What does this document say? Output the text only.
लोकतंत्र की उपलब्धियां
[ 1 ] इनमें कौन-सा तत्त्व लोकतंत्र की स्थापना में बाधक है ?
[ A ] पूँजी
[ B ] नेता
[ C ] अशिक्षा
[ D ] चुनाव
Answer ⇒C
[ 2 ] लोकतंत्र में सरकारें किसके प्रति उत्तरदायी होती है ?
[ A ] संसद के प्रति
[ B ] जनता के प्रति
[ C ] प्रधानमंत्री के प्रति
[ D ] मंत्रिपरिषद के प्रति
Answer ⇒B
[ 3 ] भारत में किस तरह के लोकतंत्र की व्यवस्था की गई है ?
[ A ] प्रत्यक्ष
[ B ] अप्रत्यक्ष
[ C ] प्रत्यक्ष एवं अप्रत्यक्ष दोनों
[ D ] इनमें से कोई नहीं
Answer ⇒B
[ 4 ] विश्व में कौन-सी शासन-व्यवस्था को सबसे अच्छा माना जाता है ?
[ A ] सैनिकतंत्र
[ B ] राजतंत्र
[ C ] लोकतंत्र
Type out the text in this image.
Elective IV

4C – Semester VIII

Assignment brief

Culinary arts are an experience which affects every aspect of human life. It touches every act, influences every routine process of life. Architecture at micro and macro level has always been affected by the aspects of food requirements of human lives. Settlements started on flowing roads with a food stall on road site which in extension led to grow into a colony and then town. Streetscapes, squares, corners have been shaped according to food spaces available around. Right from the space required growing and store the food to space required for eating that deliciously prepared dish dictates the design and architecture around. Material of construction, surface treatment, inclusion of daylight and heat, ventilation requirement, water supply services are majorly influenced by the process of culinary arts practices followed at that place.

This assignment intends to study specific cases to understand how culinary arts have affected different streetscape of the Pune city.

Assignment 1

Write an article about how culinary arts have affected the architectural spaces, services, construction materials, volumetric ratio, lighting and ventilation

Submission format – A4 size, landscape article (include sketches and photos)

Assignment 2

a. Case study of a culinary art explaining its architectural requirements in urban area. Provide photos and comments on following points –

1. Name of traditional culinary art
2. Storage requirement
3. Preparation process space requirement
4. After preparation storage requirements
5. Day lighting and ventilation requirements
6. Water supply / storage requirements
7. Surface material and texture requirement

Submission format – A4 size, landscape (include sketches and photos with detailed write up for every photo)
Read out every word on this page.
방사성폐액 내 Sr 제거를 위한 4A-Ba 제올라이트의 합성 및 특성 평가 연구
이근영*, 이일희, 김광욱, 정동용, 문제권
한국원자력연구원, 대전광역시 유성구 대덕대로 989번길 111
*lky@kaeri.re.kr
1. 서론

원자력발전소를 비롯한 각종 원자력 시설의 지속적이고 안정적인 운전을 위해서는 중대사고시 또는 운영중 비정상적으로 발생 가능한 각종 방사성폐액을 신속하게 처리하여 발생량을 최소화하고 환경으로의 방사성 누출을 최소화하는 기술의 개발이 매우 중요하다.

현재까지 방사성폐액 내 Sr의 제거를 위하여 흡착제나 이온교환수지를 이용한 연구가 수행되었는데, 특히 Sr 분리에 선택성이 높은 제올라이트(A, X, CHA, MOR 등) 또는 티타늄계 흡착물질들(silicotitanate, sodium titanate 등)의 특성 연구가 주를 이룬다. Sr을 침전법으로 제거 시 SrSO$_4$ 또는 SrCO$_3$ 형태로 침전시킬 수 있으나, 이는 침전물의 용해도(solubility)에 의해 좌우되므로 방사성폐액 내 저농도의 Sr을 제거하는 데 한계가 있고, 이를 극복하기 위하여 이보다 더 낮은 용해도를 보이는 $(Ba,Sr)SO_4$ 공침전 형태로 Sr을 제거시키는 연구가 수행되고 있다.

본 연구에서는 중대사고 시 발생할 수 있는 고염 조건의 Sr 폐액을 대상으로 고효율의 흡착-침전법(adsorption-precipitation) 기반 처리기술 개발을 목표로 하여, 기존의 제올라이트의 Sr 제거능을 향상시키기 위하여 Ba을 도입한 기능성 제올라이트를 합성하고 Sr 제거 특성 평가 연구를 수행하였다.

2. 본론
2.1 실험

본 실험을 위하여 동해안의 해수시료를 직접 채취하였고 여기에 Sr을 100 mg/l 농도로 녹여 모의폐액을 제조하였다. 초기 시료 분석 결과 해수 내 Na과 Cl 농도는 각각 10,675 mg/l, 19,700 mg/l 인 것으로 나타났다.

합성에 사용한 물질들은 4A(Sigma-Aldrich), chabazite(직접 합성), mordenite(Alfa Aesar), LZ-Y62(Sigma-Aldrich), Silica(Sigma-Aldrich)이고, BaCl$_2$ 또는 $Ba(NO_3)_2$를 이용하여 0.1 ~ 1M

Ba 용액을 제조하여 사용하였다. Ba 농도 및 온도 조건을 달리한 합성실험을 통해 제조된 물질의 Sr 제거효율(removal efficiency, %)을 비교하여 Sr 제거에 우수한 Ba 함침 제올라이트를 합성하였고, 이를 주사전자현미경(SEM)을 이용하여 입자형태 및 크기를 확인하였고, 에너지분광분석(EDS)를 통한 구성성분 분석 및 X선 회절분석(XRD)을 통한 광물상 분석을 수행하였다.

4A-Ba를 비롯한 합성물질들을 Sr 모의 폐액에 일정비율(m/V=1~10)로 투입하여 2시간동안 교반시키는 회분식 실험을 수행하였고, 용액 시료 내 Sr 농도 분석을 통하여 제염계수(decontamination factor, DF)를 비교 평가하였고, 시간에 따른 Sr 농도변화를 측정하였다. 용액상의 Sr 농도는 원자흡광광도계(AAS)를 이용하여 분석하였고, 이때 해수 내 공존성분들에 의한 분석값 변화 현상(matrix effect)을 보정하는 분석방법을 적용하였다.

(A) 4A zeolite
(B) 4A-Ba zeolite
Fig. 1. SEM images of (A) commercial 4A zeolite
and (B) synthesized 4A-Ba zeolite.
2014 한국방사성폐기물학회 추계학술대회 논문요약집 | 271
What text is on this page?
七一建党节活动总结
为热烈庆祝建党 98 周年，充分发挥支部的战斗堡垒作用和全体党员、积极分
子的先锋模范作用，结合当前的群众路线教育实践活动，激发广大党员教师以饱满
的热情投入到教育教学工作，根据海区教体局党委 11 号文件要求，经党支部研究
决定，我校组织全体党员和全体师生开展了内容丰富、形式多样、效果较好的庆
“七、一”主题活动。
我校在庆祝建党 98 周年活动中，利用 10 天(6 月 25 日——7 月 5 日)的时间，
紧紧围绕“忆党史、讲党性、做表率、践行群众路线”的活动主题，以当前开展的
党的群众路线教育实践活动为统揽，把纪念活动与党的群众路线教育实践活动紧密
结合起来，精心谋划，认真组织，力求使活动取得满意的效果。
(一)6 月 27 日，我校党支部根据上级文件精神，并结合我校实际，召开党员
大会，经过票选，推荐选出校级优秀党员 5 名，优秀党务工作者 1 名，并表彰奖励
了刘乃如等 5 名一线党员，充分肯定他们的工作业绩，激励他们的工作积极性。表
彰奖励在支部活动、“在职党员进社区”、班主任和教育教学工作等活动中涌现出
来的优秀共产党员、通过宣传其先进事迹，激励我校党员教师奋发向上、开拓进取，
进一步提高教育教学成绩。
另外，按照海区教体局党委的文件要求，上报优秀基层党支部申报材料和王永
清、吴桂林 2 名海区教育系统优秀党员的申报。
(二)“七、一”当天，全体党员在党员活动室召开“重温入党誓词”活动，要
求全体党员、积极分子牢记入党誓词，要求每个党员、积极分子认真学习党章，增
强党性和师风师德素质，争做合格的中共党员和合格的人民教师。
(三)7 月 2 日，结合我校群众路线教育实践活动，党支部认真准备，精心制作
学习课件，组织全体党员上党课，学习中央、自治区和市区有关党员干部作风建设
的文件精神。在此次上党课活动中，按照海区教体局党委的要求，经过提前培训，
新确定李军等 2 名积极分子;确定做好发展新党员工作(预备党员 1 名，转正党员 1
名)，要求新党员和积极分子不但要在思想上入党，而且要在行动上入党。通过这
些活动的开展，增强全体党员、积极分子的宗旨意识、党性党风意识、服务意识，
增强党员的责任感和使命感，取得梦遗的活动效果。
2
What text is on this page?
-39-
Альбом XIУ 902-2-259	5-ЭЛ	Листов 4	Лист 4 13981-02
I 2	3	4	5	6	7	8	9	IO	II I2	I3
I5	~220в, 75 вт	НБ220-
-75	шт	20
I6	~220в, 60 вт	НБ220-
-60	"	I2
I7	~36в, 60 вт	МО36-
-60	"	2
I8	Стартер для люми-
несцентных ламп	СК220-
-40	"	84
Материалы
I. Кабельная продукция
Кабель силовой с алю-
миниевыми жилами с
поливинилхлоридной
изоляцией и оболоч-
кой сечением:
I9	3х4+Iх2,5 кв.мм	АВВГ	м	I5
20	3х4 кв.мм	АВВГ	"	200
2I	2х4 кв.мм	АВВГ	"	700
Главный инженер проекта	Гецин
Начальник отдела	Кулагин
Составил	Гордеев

- TASK BRIEF
Look through the entries above and report each line where the string "photos" occurs.

- RESPONSE TO THIS EXERCISE
Submission format – A4 size, landscape article (include sketches and photos)
a. Case study of a culinary art explaining its architectural requirements in urban area. Provide photos and comments on following points –
Submission format – A4 size, landscape (include sketches and photos with detailed write up for every photo)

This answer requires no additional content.